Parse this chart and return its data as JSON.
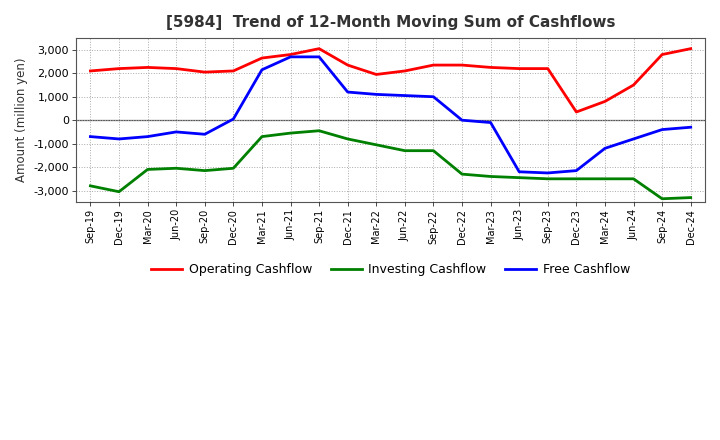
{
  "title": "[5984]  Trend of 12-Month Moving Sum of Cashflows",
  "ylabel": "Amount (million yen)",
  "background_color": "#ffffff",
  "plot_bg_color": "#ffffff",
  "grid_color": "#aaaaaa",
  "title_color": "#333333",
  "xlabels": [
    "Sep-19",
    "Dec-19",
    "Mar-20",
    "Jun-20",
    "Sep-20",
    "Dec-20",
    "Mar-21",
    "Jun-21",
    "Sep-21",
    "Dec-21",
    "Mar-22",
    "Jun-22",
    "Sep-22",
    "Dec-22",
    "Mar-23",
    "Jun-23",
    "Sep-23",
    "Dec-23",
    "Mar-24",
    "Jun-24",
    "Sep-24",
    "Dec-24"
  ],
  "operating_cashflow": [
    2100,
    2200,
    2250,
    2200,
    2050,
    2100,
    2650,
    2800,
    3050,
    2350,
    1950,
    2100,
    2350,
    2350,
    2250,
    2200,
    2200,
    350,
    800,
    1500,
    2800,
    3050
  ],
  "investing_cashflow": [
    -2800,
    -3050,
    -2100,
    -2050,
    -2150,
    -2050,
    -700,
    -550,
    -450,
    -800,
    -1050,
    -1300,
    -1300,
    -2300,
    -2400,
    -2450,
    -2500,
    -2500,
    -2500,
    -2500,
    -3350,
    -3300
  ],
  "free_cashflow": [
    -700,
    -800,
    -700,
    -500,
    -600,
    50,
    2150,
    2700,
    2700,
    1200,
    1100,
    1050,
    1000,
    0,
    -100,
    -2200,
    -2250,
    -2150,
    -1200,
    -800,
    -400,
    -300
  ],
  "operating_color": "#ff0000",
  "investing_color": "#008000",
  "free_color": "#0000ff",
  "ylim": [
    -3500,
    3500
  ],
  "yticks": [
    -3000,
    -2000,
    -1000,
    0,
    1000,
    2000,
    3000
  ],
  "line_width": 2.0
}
* * *
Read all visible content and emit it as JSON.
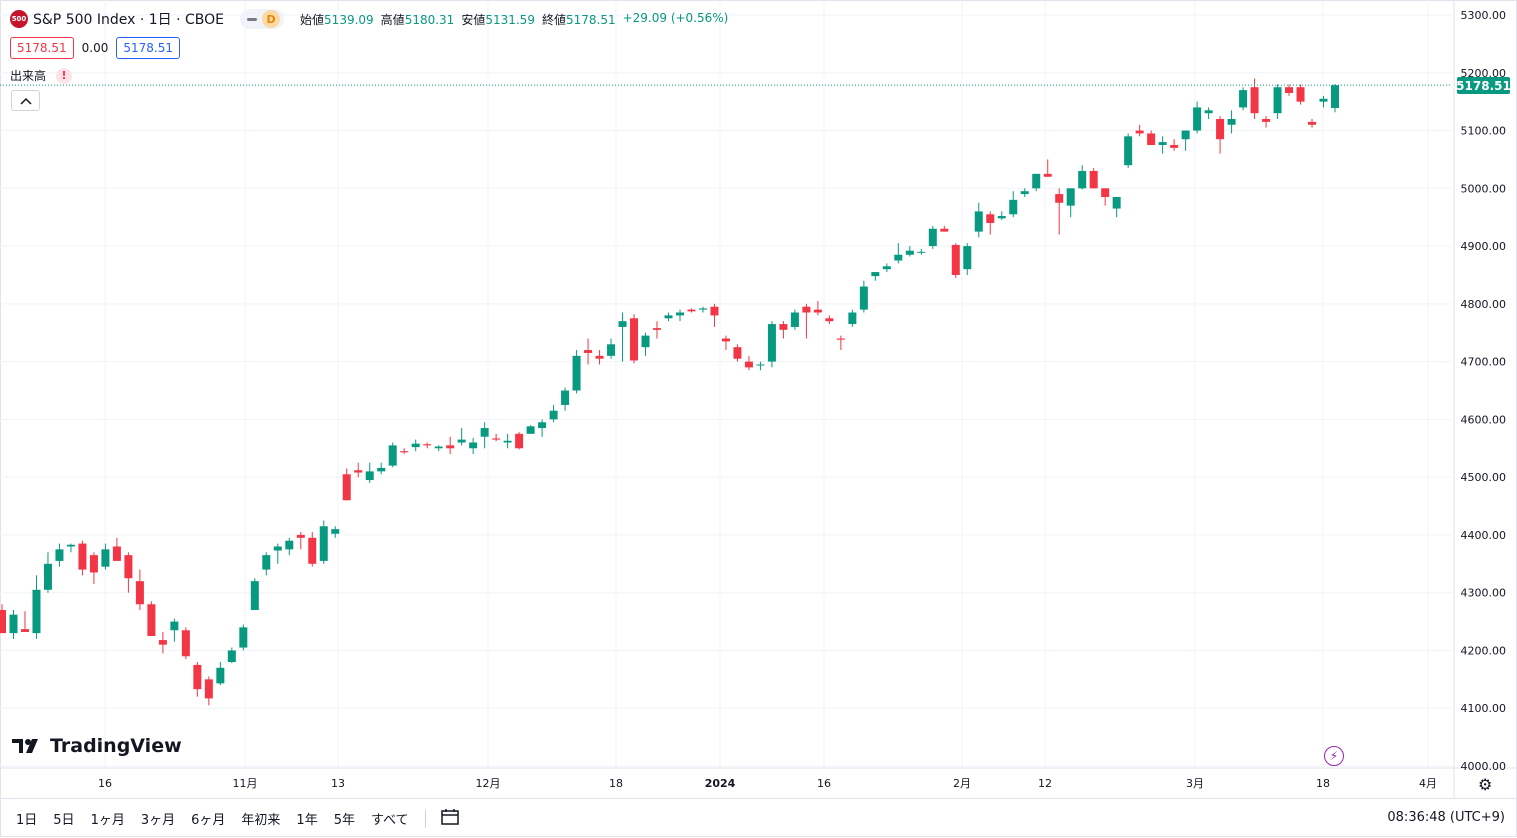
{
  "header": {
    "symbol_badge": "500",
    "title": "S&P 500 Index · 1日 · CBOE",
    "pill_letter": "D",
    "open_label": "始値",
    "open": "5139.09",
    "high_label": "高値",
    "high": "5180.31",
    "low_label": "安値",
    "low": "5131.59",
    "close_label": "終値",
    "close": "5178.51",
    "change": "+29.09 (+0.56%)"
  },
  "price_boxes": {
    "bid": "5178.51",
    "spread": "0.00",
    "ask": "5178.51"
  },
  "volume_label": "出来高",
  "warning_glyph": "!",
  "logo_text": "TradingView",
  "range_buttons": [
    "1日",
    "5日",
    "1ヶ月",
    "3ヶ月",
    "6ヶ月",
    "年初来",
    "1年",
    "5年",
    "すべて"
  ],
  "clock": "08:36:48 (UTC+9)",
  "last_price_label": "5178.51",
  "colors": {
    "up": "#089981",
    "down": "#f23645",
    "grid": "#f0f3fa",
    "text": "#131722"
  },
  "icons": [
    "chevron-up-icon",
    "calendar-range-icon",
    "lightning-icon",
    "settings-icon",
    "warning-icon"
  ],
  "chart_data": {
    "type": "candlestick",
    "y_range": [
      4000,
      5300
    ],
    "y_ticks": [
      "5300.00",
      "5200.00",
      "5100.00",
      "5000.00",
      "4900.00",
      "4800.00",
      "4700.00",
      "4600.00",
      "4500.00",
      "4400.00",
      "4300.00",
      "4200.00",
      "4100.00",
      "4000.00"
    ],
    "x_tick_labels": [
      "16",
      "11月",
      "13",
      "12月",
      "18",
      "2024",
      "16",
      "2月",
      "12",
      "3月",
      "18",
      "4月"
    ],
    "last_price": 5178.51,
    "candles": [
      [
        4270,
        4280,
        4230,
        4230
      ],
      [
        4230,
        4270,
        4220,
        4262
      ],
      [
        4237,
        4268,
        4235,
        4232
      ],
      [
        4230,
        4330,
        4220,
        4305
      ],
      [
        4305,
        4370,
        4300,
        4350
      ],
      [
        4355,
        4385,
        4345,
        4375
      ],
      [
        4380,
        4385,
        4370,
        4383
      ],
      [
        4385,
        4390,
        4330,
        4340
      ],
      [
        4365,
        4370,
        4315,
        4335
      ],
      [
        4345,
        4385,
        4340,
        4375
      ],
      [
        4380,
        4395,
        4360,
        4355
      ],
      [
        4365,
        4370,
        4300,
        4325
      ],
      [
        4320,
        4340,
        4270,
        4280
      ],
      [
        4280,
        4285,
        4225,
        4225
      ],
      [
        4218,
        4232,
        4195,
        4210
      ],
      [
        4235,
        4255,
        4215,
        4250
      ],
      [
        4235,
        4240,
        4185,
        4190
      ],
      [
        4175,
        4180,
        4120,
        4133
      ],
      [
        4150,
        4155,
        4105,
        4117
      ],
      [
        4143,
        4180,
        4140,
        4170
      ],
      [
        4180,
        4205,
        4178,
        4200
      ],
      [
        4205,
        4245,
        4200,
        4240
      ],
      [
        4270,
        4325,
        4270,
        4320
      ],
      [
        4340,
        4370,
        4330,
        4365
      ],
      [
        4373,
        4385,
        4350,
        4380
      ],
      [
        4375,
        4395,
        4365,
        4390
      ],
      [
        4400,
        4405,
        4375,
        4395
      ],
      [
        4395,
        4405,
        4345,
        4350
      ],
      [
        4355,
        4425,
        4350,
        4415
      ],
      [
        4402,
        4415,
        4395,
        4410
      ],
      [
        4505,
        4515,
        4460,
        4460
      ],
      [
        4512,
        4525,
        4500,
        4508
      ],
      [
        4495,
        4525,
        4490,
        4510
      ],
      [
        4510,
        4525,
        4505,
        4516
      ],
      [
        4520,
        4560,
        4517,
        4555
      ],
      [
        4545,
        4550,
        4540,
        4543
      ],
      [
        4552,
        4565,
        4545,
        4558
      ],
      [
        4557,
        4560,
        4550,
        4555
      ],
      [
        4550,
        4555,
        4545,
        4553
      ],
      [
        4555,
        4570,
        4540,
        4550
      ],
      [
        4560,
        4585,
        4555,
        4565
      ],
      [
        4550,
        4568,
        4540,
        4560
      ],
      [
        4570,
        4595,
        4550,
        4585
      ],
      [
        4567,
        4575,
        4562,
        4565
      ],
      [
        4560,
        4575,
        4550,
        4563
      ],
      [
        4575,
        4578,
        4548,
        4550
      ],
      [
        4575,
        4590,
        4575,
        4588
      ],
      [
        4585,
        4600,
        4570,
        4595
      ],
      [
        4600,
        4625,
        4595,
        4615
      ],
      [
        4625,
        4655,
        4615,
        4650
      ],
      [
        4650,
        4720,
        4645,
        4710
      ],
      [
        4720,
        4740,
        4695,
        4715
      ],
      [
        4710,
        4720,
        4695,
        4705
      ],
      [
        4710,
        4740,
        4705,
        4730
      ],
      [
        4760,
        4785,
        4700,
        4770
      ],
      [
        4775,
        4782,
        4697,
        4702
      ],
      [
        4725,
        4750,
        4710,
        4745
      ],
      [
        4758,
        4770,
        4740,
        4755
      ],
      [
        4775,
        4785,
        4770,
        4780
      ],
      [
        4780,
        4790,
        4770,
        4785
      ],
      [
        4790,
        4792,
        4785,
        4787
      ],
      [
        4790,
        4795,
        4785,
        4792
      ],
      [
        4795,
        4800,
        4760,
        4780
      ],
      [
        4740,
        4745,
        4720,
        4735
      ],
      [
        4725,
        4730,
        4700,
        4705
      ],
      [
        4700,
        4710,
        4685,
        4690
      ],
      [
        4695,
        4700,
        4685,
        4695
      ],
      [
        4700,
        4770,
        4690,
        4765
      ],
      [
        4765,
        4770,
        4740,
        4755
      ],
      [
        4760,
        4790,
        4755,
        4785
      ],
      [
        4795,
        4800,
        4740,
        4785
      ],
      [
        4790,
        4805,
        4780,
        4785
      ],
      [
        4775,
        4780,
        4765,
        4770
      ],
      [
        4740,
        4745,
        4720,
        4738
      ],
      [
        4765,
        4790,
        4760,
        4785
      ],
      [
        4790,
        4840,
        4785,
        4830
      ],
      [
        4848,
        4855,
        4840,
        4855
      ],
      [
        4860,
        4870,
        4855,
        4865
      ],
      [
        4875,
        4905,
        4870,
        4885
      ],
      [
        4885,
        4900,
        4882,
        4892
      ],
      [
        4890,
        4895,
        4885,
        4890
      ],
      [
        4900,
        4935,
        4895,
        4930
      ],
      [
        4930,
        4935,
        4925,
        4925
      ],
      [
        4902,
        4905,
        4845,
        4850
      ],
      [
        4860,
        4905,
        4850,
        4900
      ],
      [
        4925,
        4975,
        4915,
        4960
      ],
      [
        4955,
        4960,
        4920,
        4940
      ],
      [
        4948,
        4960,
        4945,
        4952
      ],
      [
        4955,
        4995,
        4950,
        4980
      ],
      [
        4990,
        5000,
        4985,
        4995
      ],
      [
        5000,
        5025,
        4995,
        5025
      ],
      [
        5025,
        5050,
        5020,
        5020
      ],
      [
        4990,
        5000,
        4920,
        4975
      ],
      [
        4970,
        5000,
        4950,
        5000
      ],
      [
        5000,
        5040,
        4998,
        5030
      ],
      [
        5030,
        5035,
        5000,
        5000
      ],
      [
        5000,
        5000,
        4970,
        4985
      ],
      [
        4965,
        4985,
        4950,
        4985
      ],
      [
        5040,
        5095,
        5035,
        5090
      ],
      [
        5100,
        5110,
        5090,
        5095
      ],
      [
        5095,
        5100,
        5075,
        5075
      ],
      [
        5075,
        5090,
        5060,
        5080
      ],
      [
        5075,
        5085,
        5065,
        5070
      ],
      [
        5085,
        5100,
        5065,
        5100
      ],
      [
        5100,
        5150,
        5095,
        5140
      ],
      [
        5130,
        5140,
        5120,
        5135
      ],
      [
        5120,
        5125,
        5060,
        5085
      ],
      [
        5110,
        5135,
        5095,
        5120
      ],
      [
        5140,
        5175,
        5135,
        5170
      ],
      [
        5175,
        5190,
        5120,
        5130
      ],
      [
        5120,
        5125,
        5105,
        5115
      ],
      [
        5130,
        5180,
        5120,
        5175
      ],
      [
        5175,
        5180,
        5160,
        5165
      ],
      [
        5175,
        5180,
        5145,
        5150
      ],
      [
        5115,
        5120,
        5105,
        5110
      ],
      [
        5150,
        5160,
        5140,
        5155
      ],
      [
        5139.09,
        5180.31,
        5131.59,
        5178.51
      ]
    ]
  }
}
---
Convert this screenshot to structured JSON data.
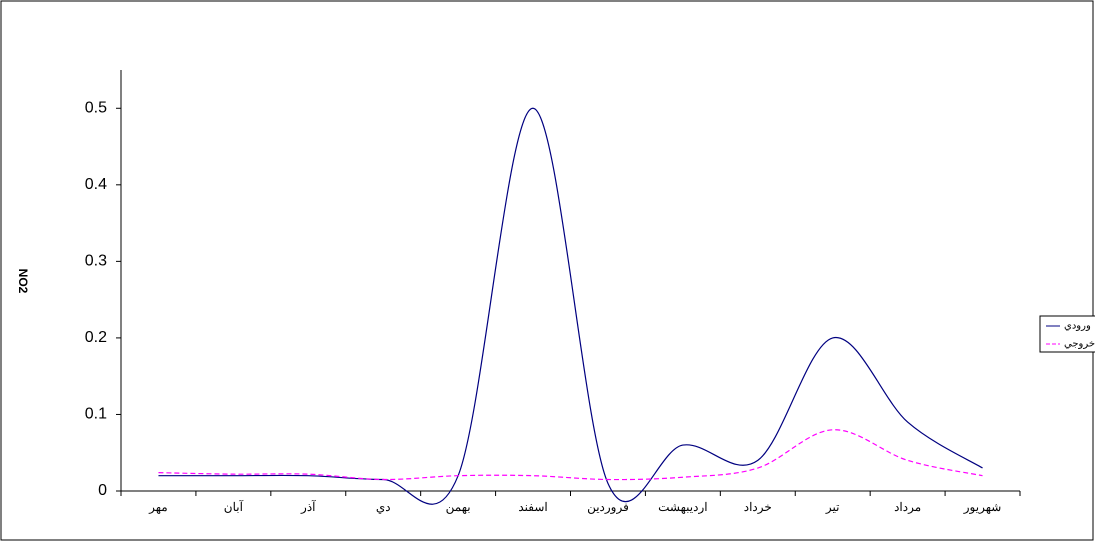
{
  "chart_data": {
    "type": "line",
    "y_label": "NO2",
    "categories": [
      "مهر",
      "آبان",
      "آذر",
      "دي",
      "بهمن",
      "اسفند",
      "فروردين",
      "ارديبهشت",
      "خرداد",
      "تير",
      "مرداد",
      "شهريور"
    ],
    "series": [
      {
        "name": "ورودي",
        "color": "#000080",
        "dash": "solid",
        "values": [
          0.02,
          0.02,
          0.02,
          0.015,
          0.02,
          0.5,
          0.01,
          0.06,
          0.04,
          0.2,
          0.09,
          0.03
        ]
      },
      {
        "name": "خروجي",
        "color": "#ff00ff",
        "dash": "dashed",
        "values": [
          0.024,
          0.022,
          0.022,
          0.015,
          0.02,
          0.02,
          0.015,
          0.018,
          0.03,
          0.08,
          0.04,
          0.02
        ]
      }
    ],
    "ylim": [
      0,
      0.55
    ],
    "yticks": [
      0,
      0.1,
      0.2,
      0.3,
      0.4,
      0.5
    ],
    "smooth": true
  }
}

> _REQUIREMENT_: Whichever lines contain the string "JSON", select and copy them.

> _EXERCISE ANSWER_:
Parse this chart and return its data as JSON.
Read all visible content and emit it as JSON.
Convert this screenshot to structured JSON data.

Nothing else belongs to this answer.